===== Data extract =====

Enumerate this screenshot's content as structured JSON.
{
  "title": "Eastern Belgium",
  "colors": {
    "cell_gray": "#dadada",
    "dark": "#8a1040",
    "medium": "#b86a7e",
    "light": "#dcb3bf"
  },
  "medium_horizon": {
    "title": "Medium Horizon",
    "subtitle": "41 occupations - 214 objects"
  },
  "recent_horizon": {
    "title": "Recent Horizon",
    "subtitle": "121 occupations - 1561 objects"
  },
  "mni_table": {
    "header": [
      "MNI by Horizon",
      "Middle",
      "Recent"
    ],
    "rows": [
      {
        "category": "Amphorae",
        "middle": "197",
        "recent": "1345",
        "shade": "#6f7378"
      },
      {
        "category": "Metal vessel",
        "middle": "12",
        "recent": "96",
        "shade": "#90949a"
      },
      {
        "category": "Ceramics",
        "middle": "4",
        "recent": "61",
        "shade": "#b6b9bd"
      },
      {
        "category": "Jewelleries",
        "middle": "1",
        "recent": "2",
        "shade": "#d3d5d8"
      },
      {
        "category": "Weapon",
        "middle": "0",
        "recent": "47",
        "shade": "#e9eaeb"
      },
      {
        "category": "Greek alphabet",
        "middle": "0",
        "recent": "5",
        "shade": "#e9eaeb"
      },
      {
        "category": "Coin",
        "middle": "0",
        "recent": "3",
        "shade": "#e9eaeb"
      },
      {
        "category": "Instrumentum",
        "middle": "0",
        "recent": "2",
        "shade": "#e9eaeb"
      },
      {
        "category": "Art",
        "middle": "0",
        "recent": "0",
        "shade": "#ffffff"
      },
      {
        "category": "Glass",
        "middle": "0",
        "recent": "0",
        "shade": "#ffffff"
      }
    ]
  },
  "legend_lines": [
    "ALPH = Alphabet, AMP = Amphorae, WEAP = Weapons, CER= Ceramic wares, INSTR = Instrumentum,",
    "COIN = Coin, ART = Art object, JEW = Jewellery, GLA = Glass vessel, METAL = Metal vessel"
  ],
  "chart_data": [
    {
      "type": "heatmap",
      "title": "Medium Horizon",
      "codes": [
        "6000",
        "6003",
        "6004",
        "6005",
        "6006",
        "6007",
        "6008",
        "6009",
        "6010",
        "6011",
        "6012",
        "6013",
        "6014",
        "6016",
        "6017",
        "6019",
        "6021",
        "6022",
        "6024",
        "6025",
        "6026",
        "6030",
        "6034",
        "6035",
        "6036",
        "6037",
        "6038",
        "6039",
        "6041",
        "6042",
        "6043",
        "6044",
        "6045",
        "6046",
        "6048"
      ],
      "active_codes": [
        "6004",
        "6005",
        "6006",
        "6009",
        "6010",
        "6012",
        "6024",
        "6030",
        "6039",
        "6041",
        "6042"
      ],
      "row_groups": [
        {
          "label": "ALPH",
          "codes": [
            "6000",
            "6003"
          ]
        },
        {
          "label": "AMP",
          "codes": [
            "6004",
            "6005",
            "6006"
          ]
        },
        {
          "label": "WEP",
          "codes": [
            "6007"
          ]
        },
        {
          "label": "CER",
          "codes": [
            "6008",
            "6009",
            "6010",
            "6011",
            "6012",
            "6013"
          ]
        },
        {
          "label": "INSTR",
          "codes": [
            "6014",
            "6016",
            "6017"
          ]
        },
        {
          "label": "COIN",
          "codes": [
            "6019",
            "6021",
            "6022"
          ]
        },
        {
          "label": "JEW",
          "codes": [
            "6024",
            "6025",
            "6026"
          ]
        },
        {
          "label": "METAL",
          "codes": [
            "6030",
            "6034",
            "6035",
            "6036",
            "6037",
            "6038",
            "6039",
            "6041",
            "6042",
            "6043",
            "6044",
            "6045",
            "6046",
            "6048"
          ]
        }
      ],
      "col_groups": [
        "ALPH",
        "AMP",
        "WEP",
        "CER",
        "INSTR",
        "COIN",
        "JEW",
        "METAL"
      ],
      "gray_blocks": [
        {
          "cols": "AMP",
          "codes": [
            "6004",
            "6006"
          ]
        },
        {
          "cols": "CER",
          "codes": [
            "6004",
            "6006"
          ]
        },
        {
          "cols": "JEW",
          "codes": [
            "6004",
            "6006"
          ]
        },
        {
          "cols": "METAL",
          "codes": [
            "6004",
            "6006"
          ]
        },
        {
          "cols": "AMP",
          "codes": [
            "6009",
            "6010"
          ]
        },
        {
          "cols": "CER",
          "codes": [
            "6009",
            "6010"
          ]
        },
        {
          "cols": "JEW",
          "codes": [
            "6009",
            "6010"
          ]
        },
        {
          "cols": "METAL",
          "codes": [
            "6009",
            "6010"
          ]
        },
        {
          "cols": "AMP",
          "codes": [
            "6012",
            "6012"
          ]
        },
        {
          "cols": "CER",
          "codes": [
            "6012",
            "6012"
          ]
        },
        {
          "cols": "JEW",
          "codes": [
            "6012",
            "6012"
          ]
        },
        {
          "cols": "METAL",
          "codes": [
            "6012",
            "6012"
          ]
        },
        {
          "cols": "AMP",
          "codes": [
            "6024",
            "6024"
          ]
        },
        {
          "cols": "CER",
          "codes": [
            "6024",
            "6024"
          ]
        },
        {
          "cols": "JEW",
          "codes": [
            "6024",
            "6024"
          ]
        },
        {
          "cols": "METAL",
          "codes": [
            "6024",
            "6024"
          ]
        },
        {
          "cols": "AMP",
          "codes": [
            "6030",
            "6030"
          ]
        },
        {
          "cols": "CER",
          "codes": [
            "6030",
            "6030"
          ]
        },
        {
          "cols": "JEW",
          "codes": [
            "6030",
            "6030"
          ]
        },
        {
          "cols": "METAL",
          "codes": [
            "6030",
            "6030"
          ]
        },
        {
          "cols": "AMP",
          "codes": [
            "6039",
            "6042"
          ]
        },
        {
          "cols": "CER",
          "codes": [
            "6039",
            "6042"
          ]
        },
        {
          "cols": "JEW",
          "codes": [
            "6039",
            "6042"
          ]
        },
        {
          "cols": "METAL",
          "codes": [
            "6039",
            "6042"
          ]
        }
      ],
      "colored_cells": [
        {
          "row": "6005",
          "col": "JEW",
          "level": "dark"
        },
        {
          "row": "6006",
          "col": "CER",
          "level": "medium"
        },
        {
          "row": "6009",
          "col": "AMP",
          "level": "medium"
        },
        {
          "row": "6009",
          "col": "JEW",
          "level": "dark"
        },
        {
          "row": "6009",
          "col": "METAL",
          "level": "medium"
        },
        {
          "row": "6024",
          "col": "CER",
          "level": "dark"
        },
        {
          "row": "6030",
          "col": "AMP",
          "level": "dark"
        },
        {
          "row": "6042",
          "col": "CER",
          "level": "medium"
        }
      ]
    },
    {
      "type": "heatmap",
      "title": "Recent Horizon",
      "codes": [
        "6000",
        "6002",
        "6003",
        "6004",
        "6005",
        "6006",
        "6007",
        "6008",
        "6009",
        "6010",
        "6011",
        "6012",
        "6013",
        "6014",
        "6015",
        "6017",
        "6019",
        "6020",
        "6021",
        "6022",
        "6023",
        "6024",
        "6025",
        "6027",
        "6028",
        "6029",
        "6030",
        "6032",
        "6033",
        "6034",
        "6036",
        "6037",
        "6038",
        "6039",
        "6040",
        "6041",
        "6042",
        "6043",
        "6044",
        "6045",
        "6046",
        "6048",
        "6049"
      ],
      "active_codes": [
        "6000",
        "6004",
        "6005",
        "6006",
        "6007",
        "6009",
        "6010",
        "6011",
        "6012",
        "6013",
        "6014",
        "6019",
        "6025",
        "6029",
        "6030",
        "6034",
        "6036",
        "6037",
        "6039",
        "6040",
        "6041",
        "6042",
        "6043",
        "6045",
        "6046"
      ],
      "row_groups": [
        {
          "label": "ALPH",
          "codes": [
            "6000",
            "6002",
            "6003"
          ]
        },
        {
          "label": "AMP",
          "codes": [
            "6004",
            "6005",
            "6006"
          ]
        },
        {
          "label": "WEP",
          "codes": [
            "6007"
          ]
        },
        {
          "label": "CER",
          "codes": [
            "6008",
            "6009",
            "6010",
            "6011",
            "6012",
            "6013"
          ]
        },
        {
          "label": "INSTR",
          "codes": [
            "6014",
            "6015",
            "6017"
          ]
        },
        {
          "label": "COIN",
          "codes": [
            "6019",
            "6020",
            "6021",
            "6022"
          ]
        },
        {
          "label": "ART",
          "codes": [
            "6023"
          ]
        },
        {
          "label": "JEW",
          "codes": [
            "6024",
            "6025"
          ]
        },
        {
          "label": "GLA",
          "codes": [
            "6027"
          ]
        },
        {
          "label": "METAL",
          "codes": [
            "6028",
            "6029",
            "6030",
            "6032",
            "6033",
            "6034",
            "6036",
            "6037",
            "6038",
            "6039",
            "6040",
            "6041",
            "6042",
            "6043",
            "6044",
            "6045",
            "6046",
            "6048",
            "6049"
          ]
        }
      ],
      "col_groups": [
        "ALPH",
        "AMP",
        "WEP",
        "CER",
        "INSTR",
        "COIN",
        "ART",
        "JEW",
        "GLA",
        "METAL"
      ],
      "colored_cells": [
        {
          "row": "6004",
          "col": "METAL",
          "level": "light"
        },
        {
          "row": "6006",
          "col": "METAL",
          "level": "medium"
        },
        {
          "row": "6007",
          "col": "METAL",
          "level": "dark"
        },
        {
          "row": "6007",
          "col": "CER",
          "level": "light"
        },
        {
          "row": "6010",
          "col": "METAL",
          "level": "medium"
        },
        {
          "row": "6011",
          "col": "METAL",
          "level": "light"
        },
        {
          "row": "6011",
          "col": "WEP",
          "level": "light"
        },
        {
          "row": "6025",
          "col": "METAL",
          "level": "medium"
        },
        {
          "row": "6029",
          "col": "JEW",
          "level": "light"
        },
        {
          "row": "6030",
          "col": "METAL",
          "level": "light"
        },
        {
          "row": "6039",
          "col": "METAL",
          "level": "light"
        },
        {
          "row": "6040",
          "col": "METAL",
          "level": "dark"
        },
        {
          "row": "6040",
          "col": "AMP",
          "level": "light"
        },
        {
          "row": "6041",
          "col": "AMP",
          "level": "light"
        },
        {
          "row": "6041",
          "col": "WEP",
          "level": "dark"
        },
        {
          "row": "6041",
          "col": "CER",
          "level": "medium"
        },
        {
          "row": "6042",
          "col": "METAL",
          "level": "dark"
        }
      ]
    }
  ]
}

=====

◆ Goal of the exercise
Copy in full each line that holds the word "Instrumentum".

◆ Answer for this exercise
        "category": "Instrumentum",
    "ALPH = Alphabet, AMP = Amphorae, WEAP = Weapons, CER= Ceramic wares, INSTR = Instrumentum,",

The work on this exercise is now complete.